[Figure record listings]
★ ★ ★
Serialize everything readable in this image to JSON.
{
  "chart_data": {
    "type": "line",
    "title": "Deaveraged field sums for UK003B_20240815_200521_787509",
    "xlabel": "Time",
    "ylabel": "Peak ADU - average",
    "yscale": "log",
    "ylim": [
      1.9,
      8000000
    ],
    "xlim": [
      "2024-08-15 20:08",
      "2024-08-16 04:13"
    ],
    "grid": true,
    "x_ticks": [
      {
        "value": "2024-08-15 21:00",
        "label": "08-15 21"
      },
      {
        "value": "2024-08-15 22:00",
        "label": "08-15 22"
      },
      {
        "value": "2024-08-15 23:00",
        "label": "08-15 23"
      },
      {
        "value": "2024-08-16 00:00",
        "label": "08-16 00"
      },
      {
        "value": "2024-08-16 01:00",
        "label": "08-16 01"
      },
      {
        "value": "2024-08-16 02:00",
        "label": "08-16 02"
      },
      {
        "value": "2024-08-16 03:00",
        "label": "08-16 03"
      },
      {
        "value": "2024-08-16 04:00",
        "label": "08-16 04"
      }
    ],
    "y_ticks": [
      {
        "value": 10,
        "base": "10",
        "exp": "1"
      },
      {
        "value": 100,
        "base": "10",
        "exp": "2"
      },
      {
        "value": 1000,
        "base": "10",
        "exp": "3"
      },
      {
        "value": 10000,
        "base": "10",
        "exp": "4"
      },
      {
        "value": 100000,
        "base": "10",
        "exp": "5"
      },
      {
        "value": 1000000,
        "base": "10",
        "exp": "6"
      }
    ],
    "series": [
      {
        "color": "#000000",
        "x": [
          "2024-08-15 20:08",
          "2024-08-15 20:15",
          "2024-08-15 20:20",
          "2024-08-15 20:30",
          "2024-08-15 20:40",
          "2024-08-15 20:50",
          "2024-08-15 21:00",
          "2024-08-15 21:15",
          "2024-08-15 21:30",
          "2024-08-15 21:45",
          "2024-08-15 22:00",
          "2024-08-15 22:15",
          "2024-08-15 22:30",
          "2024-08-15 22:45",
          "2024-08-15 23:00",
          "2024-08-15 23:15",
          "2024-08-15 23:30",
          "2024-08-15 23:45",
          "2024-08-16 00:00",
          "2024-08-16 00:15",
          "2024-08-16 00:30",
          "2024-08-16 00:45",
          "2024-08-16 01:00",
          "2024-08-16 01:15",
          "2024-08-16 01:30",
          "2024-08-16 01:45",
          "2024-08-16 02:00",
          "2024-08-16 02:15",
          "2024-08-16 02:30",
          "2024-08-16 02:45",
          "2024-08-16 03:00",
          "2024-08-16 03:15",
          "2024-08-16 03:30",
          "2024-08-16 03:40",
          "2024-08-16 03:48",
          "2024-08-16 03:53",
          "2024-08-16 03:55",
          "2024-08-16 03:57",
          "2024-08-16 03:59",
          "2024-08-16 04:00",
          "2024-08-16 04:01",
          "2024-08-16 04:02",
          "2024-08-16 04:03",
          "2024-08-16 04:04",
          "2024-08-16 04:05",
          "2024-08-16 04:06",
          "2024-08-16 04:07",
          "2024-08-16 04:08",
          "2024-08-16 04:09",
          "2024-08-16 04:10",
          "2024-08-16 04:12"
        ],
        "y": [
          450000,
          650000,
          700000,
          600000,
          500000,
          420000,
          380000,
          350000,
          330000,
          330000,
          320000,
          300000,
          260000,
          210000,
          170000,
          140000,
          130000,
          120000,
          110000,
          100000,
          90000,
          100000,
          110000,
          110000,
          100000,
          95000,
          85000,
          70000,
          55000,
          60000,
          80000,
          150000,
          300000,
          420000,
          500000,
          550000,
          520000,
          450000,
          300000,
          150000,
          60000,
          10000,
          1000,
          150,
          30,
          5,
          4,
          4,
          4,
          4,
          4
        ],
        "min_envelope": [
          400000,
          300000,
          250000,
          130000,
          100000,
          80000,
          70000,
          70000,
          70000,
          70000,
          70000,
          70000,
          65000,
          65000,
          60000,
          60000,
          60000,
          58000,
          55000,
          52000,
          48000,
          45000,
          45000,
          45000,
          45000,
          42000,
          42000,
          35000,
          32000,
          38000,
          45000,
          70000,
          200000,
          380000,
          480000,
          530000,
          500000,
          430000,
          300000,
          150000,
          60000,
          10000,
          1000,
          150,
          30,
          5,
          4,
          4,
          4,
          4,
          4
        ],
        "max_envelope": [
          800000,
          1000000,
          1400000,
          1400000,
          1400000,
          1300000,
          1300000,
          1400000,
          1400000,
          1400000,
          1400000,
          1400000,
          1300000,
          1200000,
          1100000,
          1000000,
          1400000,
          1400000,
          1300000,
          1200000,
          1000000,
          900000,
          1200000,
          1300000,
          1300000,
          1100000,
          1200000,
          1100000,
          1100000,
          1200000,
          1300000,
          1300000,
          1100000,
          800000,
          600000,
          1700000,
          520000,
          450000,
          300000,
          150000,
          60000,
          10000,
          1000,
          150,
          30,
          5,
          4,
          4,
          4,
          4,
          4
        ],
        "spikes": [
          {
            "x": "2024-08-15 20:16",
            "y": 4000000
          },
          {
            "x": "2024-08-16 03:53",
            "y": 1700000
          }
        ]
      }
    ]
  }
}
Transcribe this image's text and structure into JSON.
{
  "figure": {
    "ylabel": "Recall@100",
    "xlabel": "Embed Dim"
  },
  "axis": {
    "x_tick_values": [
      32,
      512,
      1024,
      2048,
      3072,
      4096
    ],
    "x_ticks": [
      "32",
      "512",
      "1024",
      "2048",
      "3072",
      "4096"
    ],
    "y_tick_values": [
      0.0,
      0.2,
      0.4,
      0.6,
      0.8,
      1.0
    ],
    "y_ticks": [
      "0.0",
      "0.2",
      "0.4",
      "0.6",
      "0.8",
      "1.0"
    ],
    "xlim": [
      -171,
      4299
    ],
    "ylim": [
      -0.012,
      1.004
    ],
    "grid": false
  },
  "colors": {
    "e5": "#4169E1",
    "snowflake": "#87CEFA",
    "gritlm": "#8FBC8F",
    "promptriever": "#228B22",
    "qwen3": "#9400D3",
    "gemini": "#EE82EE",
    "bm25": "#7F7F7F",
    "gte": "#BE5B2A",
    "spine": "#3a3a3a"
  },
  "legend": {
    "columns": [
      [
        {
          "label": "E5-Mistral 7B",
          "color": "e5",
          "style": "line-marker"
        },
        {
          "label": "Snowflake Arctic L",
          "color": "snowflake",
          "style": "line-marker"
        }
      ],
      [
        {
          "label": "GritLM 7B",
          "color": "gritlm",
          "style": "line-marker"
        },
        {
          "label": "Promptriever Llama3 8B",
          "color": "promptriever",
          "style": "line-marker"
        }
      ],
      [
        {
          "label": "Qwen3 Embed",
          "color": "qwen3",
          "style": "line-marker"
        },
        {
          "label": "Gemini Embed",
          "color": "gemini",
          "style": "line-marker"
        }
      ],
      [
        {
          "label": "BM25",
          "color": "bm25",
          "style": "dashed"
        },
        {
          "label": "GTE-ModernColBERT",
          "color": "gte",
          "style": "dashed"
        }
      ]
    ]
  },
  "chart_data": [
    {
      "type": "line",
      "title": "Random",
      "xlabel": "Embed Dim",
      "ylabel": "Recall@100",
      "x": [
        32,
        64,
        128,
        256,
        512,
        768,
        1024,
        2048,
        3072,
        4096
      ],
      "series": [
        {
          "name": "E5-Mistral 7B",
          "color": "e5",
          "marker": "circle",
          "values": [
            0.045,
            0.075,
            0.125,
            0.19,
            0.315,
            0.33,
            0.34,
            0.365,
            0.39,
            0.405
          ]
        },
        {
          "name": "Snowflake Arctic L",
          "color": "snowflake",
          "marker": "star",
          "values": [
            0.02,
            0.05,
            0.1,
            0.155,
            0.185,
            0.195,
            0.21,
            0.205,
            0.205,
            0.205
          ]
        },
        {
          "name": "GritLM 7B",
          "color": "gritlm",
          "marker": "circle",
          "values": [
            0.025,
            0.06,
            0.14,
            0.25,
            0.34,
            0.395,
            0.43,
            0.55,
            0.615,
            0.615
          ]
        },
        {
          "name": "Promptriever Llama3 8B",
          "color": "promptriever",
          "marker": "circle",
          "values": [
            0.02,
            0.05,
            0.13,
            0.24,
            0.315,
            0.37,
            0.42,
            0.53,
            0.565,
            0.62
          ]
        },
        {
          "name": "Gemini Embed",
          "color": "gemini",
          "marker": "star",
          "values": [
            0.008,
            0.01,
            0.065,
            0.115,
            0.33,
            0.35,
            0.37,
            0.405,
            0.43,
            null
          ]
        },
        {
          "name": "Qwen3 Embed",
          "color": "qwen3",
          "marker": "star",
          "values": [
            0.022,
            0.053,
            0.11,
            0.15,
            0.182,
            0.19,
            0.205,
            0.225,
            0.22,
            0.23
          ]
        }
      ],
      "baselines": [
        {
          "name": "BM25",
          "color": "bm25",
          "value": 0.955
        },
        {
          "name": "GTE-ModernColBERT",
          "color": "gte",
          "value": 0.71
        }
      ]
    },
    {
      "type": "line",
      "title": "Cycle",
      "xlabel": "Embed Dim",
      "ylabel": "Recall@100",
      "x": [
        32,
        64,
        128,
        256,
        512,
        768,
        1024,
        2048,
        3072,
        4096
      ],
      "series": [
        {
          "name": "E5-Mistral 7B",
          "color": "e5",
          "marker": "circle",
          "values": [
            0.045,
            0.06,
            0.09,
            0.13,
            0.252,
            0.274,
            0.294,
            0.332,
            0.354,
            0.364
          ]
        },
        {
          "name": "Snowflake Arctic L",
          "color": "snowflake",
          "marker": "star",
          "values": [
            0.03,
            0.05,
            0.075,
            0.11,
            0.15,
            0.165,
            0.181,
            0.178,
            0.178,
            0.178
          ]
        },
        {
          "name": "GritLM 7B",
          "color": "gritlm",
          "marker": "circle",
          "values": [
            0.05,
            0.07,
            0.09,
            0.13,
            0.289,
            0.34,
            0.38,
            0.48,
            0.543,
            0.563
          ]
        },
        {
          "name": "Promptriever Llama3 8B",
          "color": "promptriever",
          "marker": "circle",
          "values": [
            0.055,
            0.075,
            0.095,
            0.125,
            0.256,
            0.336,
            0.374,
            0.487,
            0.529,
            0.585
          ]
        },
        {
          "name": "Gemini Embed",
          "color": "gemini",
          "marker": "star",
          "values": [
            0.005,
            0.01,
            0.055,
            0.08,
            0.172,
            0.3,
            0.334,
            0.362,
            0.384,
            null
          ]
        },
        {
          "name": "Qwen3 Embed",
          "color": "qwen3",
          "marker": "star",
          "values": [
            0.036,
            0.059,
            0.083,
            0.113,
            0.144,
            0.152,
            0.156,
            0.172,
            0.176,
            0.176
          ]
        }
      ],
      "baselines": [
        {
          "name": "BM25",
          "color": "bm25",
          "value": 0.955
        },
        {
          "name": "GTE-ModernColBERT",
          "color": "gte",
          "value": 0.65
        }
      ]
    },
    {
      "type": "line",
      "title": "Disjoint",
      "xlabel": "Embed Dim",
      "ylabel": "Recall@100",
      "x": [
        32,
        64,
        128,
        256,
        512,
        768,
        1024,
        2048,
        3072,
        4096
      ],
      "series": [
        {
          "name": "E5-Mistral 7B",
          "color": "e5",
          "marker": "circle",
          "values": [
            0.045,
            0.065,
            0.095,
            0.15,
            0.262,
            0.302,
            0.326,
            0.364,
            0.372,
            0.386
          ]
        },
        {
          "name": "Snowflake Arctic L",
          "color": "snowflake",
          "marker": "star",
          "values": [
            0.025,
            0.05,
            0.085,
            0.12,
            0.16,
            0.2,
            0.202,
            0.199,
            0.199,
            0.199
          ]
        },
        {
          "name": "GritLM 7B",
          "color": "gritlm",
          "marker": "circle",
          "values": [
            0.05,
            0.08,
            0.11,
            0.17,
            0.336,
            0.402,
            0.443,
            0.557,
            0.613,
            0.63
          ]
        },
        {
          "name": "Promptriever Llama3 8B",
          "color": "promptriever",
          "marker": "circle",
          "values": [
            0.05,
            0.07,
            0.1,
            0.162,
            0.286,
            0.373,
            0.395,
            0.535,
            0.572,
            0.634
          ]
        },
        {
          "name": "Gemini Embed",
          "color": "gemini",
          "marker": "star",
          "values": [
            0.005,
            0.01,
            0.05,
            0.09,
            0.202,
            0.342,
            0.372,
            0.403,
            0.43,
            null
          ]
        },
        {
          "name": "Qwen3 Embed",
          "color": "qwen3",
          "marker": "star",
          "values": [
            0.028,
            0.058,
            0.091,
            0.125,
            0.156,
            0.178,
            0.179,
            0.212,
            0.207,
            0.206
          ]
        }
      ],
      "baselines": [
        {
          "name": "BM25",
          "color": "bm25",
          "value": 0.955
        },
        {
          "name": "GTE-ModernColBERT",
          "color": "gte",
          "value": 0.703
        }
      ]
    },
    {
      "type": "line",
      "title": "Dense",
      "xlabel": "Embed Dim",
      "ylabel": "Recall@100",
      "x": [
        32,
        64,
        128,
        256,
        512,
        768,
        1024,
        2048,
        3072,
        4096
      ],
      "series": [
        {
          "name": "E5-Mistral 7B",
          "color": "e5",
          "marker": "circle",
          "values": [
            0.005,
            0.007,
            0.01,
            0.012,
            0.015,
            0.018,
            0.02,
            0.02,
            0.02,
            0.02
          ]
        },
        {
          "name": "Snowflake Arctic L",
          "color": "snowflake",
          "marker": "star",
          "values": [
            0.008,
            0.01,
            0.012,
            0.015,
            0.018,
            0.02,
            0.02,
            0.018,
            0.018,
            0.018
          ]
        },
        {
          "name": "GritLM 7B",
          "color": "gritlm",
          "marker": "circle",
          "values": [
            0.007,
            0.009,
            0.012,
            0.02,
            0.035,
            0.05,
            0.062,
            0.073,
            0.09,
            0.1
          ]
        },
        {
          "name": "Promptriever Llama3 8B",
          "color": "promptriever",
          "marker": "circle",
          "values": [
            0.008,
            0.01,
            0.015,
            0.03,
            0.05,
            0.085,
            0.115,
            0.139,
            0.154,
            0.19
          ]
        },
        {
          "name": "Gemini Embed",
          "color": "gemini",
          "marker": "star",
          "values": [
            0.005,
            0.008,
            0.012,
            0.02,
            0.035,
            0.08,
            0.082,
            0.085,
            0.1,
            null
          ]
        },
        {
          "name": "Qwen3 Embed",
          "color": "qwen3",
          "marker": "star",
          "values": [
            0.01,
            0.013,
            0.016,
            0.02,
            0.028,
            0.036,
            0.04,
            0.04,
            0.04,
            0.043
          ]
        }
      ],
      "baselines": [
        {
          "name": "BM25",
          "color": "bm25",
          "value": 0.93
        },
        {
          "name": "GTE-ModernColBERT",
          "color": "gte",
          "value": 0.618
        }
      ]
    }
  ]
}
★ ★ ★
Collect the lines of the data that carry the word "title".

    "title": "Deaveraged field sums for UK003B_20240815_200521_787509",
      "title": "Random",
      "title": "Cycle",
      "title": "Disjoint",
      "title": "Dense",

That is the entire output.